- _AIM_
Every line of the material below must be repeated exactly.

- _STORED DATA_
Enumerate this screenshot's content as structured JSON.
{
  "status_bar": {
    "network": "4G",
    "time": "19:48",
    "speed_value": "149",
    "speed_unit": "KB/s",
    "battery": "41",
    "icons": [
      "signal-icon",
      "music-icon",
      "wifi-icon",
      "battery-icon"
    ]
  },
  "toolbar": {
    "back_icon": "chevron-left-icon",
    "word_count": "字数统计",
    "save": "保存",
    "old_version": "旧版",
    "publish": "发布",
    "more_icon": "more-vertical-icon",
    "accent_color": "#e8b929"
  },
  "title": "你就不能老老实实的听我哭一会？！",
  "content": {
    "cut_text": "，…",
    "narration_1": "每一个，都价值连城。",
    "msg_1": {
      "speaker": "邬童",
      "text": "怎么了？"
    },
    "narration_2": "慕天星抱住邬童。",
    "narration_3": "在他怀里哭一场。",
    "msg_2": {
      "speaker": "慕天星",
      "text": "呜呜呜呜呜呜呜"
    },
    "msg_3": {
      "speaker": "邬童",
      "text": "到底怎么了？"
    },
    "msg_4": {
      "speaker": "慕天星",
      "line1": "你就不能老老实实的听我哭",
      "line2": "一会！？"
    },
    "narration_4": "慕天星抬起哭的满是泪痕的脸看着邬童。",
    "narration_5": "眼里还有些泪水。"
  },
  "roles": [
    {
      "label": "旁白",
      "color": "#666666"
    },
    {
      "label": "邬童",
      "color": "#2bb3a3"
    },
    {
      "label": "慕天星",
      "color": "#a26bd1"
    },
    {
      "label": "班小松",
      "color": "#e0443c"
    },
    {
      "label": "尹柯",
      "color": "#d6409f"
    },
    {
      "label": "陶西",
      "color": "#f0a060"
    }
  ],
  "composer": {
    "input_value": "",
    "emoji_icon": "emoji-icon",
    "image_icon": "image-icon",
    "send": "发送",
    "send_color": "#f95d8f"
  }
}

- _CORRECT RESULT_
Enumerate this screenshot's content as structured JSON.
{
  "status_bar": {
    "network": "4G",
    "time": "19:48",
    "speed_value": "149",
    "speed_unit": "KB/s",
    "battery": "41",
    "icons": [
      "signal-icon",
      "music-icon",
      "wifi-icon",
      "battery-icon"
    ]
  },
  "toolbar": {
    "back_icon": "chevron-left-icon",
    "word_count": "字数统计",
    "save": "保存",
    "old_version": "旧版",
    "publish": "发布",
    "more_icon": "more-vertical-icon",
    "accent_color": "#e8b929"
  },
  "title": "你就不能老老实实的听我哭一会？！",
  "content": {
    "cut_text": "，…",
    "narration_1": "每一个，都价值连城。",
    "msg_1": {
      "speaker": "邬童",
      "text": "怎么了？"
    },
    "narration_2": "慕天星抱住邬童。",
    "narration_3": "在他怀里哭一场。",
    "msg_2": {
      "speaker": "慕天星",
      "text": "呜呜呜呜呜呜呜"
    },
    "msg_3": {
      "speaker": "邬童",
      "text": "到底怎么了？"
    },
    "msg_4": {
      "speaker": "慕天星",
      "line1": "你就不能老老实实的听我哭",
      "line2": "一会！？"
    },
    "narration_4": "慕天星抬起哭的满是泪痕的脸看着邬童。",
    "narration_5": "眼里还有些泪水。"
  },
  "roles": [
    {
      "label": "旁白",
      "color": "#666666"
    },
    {
      "label": "邬童",
      "color": "#2bb3a3"
    },
    {
      "label": "慕天星",
      "color": "#a26bd1"
    },
    {
      "label": "班小松",
      "color": "#e0443c"
    },
    {
      "label": "尹柯",
      "color": "#d6409f"
    },
    {
      "label": "陶西",
      "color": "#f0a060"
    }
  ],
  "composer": {
    "input_value": "",
    "emoji_icon": "emoji-icon",
    "image_icon": "image-icon",
    "send": "发送",
    "send_color": "#f95d8f"
  }
}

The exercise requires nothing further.